— WHAT NEEDS TO BE DONE —
Scan the lines below for the word "Malaria". Copy each line you find it in.

(Entries with figure data)
● ● ● ●

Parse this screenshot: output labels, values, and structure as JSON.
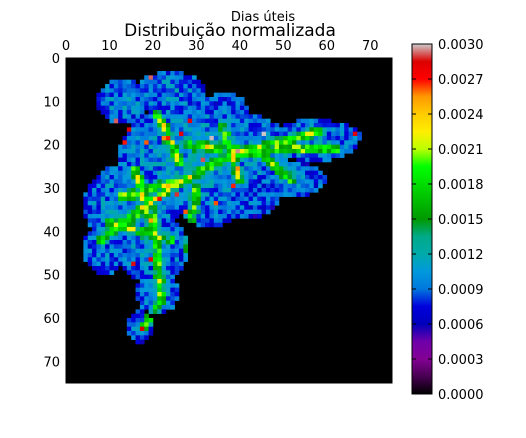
{
  "chart_data": {
    "type": "heatmap",
    "title": "Distribuição normalizada",
    "xlabel": "Dias úteis",
    "ylabel": "",
    "xlim": [
      0,
      75
    ],
    "ylim": [
      75,
      0
    ],
    "x_ticks": [
      0,
      10,
      20,
      30,
      40,
      50,
      60,
      70
    ],
    "y_ticks": [
      0,
      10,
      20,
      30,
      40,
      50,
      60,
      70
    ],
    "grid": false,
    "colormap": "spectral",
    "colorbar": {
      "min": 0.0,
      "max": 0.003,
      "ticks": [
        "0.0000",
        "0.0003",
        "0.0006",
        "0.0009",
        "0.0012",
        "0.0015",
        "0.0018",
        "0.0021",
        "0.0024",
        "0.0027",
        "0.0030"
      ],
      "position": "right"
    },
    "background_color": "#000000"
  }
}
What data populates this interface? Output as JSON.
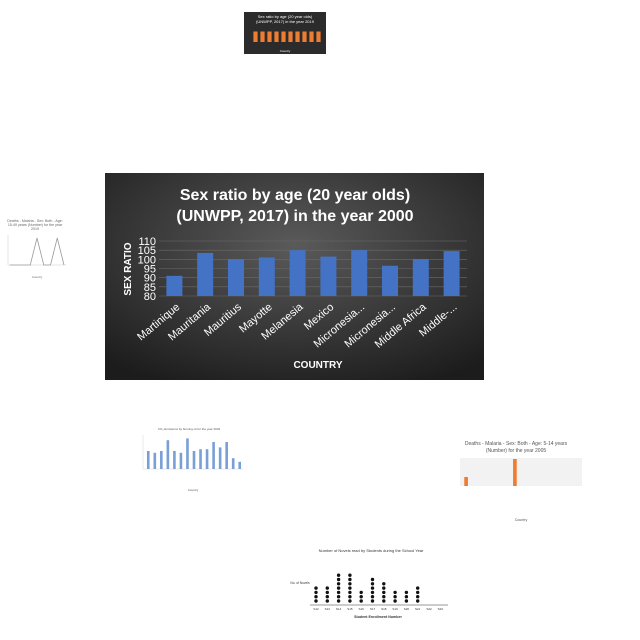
{
  "chart_data": [
    {
      "id": "main",
      "type": "bar",
      "title_line1": "Sex ratio by age (20 year olds)",
      "title_line2": "(UNWPP, 2017) in the year 2000",
      "xlabel": "COUNTRY",
      "ylabel": "SEX RATIO",
      "ylim": [
        80,
        110
      ],
      "yticks": [
        80,
        85,
        90,
        95,
        100,
        105,
        110
      ],
      "grid": true,
      "categories": [
        "Martinique",
        "Mauritania",
        "Mauritius",
        "Mayotte",
        "Melanesia",
        "Mexico",
        "Micronesia...",
        "Micronesia...",
        "Middle Africa",
        "Middle-..."
      ],
      "values": [
        91,
        103.5,
        100,
        101,
        105,
        101.5,
        105,
        96.5,
        100,
        104.5
      ],
      "colors": {
        "background_top": "#555555",
        "background_bottom": "#1e1e1e",
        "bar": "#4472c4",
        "text": "#ffffff",
        "grid": "#6a6a6a"
      }
    },
    {
      "id": "top-small",
      "type": "bar",
      "title_line1": "Sex ratio by age (20 year olds)",
      "title_line2": "(UNWPP, 2017) in the year 2019",
      "xlabel": "Country",
      "values": [
        7,
        7,
        7,
        7,
        7,
        7,
        7,
        7,
        7,
        7
      ],
      "colors": {
        "bar": "#ed7d31",
        "background": "#2b2b2b"
      }
    },
    {
      "id": "left-small",
      "type": "line",
      "title_line1": "Deaths - Malaria - Sex: Both - Age:",
      "title_line2": "15-49 years (Number) for the year",
      "title_line3": "2019",
      "xlabel": "Country",
      "values": [
        0,
        0,
        0,
        0,
        9,
        0,
        0,
        9,
        0
      ]
    },
    {
      "id": "middle-small",
      "type": "bar",
      "title_line1": "CO₂ Emissions by burning oil for the year 2004",
      "xlabel": "Country",
      "values": [
        5,
        4.5,
        5,
        8,
        5,
        4.5,
        8.5,
        5,
        5.5,
        5.5,
        7.5,
        6,
        7.5,
        3,
        2
      ]
    },
    {
      "id": "right-small",
      "type": "bar",
      "title_line1": "Deaths - Malaria - Sex: Both - Age: 5-14 years",
      "title_line2": "(Number) for the year 2005",
      "xlabel": "Country",
      "values": [
        2,
        0,
        0,
        0,
        6,
        0,
        0,
        0,
        0,
        0
      ]
    },
    {
      "id": "dot-plot",
      "type": "scatter",
      "title_line1": "Number of Novels read by Students during the School Year",
      "xlabel": "Student Enrollment Number",
      "ylabel": "No. of Novels",
      "categories": [
        "S12",
        "S13",
        "S14",
        "S15",
        "S16",
        "S17",
        "S18",
        "S19",
        "S20",
        "S21",
        "S22",
        "S23"
      ],
      "values": [
        4,
        4,
        7,
        7,
        3,
        6,
        5,
        3,
        3,
        4,
        0,
        0
      ]
    }
  ]
}
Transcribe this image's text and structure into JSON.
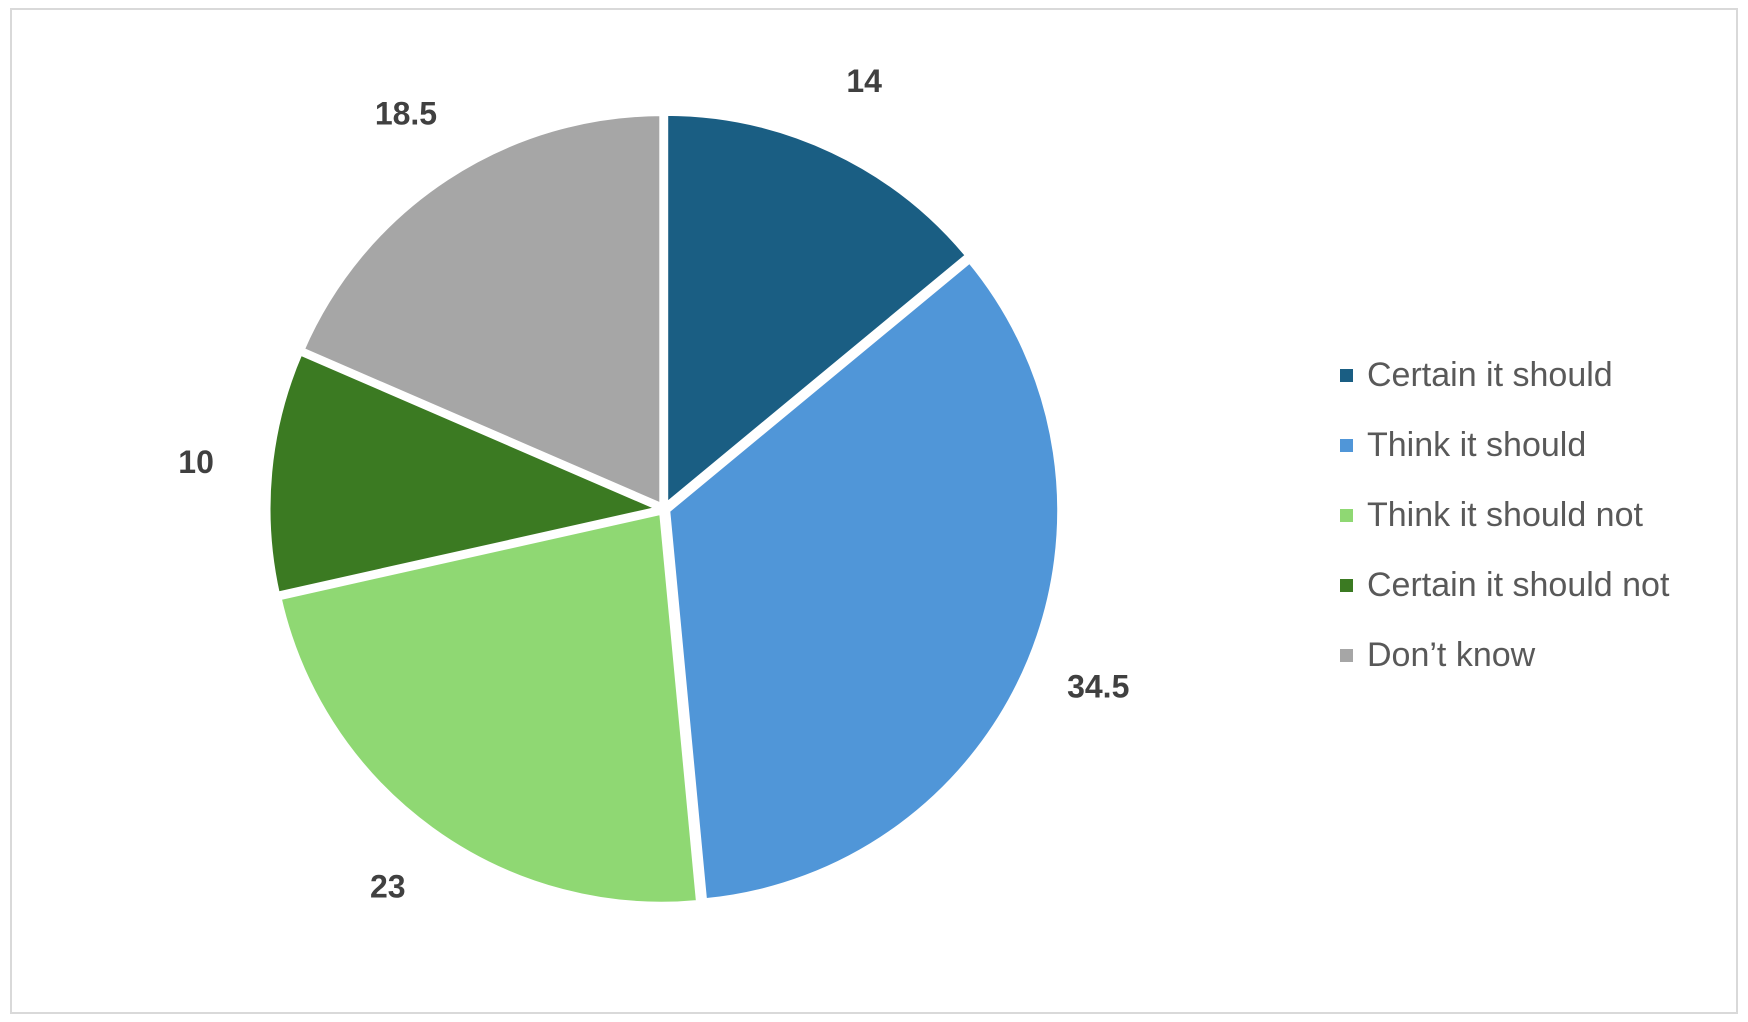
{
  "chart_data": {
    "type": "pie",
    "categories": [
      "Certain it should",
      "Think it should",
      "Think it should not",
      "Certain it should not",
      "Don’t know"
    ],
    "values": [
      14,
      34.5,
      23,
      10,
      18.5
    ],
    "value_labels": [
      "14",
      "34.5",
      "23",
      "10",
      "18.5"
    ],
    "colors": [
      "#1a5e83",
      "#5096d8",
      "#8fd873",
      "#3b7a22",
      "#a6a6a6"
    ],
    "start_angle_deg": 0,
    "direction": "clockwise",
    "legend": {
      "position": "right",
      "items": [
        {
          "label": "Certain it should",
          "color": "#1a5e83"
        },
        {
          "label": "Think it should",
          "color": "#5096d8"
        },
        {
          "label": "Think it should not",
          "color": "#8fd873"
        },
        {
          "label": "Certain it should not",
          "color": "#3b7a22"
        },
        {
          "label": "Don’t know",
          "color": "#a6a6a6"
        }
      ]
    }
  }
}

● ● ● ●

— EXPECTED ANSWER —
      "title_line1": "Deaths - Malaria - Sex: Both - Age:",
      "title_line1": "Deaths - Malaria - Sex: Both - Age: 5-14 years",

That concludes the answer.